Stated problem
Write the material out again in full, word for word. Do not include the pictures.

**** Material supplied ****

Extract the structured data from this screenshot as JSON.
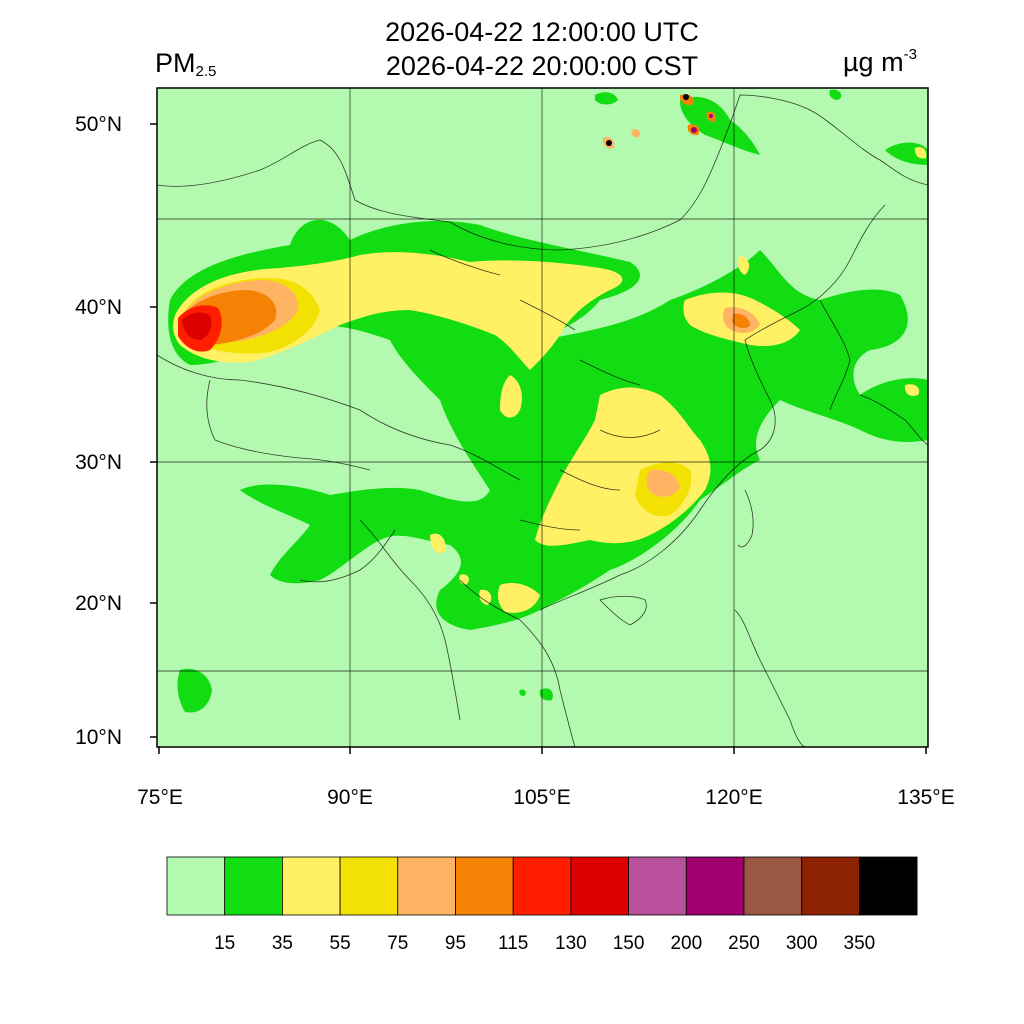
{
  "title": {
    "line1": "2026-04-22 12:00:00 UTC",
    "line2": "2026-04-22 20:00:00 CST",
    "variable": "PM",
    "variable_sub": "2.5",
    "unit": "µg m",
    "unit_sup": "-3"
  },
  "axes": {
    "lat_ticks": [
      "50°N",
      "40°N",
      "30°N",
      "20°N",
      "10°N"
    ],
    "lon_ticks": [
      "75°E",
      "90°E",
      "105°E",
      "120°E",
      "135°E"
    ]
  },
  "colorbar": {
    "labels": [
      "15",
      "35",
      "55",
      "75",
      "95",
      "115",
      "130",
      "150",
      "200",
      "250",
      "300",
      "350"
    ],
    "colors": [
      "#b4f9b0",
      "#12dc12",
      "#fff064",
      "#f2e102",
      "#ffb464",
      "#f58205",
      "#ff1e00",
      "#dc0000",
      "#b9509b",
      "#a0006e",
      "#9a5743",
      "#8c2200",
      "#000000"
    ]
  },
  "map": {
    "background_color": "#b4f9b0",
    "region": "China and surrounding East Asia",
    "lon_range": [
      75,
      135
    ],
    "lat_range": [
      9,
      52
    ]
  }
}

****

Full solution
Extract the structured data from this screenshot as JSON.
{
  "title": {
    "line1": "2026-04-22 12:00:00 UTC",
    "line2": "2026-04-22 20:00:00 CST",
    "variable": "PM",
    "variable_sub": "2.5",
    "unit": "µg m",
    "unit_sup": "-3"
  },
  "axes": {
    "lat_ticks": [
      "50°N",
      "40°N",
      "30°N",
      "20°N",
      "10°N"
    ],
    "lon_ticks": [
      "75°E",
      "90°E",
      "105°E",
      "120°E",
      "135°E"
    ]
  },
  "colorbar": {
    "labels": [
      "15",
      "35",
      "55",
      "75",
      "95",
      "115",
      "130",
      "150",
      "200",
      "250",
      "300",
      "350"
    ],
    "colors": [
      "#b4f9b0",
      "#12dc12",
      "#fff064",
      "#f2e102",
      "#ffb464",
      "#f58205",
      "#ff1e00",
      "#dc0000",
      "#b9509b",
      "#a0006e",
      "#9a5743",
      "#8c2200",
      "#000000"
    ]
  },
  "map": {
    "background_color": "#b4f9b0",
    "region": "China and surrounding East Asia",
    "lon_range": [
      75,
      135
    ],
    "lat_range": [
      9,
      52
    ]
  }
}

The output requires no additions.